◆ Your objective
Extract each line bearing the word "焊盘连接".

◆ Stored data entries

==================================================

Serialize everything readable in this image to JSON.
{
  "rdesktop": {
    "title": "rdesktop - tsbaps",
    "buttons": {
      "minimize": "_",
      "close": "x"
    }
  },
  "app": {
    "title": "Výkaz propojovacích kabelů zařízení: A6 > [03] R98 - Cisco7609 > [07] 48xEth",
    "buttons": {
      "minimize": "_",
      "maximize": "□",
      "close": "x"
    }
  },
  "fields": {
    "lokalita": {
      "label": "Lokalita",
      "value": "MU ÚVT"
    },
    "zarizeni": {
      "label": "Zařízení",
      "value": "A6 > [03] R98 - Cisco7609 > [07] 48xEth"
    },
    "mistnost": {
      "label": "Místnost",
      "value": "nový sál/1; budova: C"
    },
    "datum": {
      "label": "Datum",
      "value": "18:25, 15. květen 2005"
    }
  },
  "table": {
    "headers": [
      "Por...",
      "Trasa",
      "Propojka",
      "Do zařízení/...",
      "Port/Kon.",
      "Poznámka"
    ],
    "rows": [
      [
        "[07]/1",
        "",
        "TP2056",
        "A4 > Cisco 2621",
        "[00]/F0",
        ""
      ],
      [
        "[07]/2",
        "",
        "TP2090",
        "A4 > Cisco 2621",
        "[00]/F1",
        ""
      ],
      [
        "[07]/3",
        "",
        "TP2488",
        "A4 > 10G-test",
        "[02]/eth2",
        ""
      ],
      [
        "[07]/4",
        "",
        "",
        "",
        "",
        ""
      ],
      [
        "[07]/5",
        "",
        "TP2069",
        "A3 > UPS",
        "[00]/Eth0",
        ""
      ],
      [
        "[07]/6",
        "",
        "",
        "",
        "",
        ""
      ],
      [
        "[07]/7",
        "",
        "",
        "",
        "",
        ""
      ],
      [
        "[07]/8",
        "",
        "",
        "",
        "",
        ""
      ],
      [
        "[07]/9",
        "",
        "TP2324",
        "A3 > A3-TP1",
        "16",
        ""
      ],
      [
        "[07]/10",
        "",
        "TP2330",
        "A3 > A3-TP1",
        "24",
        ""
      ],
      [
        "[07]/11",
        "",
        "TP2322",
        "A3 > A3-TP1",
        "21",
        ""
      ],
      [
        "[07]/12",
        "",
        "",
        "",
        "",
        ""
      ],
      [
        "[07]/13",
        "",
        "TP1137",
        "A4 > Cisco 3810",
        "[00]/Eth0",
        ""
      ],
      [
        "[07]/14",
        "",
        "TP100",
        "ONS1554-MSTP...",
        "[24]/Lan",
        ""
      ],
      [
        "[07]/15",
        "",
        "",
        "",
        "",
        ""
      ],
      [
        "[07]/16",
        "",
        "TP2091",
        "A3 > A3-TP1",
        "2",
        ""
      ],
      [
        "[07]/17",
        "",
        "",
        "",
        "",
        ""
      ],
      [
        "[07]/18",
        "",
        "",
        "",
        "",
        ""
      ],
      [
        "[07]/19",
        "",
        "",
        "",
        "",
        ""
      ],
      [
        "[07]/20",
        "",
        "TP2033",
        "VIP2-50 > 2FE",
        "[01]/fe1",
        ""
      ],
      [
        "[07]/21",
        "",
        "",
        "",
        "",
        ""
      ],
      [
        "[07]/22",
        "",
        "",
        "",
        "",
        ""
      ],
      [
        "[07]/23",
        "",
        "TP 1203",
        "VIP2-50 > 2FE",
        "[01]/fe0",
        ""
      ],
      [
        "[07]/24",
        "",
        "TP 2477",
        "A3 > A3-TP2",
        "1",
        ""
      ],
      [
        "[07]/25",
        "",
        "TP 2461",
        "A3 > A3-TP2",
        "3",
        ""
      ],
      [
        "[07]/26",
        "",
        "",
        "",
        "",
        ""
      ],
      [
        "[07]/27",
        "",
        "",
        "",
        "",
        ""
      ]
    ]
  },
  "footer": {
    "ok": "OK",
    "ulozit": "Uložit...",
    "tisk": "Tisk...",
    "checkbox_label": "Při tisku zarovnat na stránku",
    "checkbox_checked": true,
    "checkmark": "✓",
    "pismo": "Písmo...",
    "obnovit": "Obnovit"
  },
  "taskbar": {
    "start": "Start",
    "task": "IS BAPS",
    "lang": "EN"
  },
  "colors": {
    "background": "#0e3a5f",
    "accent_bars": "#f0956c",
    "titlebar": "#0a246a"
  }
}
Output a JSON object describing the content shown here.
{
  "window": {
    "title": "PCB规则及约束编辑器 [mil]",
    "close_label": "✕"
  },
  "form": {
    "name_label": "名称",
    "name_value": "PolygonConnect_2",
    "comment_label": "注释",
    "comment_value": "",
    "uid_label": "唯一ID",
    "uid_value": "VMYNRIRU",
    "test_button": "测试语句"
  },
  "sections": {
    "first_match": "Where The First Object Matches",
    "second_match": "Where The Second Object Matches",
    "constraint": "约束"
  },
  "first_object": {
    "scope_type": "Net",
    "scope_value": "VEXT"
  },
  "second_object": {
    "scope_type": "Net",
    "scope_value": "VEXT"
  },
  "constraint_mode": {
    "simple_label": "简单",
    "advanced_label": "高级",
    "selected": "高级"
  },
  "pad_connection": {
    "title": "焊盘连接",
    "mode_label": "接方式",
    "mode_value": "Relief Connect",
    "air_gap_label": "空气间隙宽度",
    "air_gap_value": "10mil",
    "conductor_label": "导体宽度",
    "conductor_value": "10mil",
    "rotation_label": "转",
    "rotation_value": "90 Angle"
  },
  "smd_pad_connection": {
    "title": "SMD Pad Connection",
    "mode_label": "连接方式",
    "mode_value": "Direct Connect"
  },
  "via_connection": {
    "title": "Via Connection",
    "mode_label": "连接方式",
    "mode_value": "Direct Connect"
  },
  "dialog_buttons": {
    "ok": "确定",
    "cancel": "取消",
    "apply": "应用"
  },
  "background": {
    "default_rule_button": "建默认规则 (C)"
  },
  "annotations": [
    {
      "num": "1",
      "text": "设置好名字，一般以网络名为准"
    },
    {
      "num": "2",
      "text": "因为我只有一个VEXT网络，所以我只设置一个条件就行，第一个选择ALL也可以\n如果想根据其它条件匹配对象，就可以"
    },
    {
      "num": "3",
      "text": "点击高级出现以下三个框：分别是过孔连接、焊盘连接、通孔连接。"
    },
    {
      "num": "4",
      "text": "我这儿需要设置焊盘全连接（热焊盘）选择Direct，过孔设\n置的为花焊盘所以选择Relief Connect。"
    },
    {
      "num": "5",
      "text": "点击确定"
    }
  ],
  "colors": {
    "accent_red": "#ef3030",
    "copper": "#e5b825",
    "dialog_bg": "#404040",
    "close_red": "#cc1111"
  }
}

==================================================

◆ Exercise response
    "title": "焊盘连接",
      "text": "点击高级出现以下三个框：分别是过孔连接、焊盘连接、通孔连接。"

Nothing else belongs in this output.